Give only a count of the lines that include the string "Site".

>>

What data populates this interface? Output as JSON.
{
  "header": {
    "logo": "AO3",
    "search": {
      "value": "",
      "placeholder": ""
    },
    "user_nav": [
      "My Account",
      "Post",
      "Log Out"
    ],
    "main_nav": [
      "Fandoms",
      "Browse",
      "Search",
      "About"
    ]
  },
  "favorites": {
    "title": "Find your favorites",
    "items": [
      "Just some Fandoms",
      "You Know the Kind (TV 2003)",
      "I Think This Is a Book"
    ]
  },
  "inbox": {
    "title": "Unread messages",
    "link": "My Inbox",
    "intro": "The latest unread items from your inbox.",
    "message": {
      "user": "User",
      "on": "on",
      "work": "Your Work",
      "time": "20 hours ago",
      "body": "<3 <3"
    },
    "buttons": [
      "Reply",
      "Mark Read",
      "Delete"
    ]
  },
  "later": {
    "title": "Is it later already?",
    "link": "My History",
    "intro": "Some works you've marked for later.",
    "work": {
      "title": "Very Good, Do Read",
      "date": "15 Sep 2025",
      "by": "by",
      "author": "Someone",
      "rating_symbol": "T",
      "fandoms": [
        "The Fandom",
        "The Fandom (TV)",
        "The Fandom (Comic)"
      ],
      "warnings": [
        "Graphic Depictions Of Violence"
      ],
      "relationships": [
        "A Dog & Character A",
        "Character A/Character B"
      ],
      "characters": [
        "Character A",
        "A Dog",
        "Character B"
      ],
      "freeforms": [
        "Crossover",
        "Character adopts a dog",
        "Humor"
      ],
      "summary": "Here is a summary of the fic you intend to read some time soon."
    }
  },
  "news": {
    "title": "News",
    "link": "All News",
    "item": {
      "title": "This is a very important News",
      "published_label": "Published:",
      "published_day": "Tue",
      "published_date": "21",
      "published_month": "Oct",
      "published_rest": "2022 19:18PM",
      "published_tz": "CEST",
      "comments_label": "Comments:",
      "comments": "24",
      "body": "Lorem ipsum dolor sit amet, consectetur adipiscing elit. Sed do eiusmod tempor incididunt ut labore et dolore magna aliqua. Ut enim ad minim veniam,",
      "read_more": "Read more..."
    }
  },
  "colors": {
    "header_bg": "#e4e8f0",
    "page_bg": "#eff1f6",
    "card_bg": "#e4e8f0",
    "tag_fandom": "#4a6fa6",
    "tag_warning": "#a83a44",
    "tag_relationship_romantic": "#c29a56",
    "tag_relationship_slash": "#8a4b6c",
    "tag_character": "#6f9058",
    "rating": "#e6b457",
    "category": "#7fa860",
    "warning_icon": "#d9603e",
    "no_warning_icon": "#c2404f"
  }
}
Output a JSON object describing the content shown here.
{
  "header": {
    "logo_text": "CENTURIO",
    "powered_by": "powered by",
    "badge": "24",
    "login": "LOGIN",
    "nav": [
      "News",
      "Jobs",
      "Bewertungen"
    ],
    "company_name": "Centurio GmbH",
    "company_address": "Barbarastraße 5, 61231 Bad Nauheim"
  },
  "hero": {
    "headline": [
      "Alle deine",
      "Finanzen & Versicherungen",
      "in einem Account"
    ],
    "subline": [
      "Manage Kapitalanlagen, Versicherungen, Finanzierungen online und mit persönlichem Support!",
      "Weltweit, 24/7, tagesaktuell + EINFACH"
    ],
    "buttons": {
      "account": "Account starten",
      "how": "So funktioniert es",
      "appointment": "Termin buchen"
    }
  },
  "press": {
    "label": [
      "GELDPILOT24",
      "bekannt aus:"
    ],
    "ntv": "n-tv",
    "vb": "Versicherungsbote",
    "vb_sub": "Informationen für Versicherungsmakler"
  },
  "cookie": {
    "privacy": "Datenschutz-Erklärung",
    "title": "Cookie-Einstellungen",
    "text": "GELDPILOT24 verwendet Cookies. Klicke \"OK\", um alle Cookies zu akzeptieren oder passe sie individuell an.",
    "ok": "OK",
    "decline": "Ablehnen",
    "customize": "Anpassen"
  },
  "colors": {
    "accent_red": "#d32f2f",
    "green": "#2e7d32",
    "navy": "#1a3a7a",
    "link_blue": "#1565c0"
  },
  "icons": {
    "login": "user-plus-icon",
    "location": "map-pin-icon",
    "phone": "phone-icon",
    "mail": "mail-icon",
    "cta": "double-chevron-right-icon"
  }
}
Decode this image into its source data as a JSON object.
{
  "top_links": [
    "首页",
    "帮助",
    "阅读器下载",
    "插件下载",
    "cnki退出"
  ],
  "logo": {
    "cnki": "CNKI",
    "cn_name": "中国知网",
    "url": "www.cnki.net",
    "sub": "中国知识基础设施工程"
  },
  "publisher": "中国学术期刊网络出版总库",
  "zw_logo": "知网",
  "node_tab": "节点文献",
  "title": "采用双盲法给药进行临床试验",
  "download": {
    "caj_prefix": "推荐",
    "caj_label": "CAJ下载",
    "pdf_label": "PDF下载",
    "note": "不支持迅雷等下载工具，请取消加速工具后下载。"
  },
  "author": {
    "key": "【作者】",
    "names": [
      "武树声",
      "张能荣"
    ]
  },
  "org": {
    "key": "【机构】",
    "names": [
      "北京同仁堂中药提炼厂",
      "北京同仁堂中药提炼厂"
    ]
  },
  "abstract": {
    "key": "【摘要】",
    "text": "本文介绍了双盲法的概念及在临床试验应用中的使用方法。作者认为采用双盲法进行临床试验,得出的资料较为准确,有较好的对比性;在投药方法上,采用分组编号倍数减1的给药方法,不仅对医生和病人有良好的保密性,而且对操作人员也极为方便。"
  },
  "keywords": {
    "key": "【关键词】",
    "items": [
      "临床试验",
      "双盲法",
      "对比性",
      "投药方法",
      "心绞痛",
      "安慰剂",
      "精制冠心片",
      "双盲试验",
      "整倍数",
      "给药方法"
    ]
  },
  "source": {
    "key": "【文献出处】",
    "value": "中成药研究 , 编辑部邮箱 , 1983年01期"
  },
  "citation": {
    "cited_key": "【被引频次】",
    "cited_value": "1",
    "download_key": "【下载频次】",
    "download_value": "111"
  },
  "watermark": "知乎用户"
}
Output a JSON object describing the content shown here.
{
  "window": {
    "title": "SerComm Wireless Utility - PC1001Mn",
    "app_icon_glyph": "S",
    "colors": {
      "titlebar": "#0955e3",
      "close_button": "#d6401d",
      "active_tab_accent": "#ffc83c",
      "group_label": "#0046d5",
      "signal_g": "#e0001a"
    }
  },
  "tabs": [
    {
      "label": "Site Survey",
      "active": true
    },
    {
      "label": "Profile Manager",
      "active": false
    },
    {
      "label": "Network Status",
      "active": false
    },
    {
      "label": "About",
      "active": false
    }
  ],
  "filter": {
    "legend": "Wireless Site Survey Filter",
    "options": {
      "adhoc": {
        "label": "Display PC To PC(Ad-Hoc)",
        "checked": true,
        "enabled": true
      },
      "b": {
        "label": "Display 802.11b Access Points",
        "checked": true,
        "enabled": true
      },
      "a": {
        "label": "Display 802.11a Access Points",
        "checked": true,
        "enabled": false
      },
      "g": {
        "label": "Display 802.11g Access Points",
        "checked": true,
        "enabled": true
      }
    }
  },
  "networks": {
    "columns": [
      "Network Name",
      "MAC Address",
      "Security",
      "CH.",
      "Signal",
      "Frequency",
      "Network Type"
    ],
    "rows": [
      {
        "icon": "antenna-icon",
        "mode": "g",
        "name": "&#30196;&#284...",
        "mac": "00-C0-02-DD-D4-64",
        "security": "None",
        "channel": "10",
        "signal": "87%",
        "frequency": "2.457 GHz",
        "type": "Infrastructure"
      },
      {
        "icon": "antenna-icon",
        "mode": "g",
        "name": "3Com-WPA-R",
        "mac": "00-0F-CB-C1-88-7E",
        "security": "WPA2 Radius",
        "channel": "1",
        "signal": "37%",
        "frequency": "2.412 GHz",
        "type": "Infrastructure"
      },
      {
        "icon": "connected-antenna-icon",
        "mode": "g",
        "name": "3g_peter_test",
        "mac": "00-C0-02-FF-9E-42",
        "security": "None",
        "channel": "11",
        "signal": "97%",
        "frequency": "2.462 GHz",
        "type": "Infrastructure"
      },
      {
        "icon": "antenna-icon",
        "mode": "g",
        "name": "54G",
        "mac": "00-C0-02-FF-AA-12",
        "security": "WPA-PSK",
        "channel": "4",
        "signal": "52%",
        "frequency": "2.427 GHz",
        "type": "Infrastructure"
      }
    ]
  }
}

<<

■ Final result: 2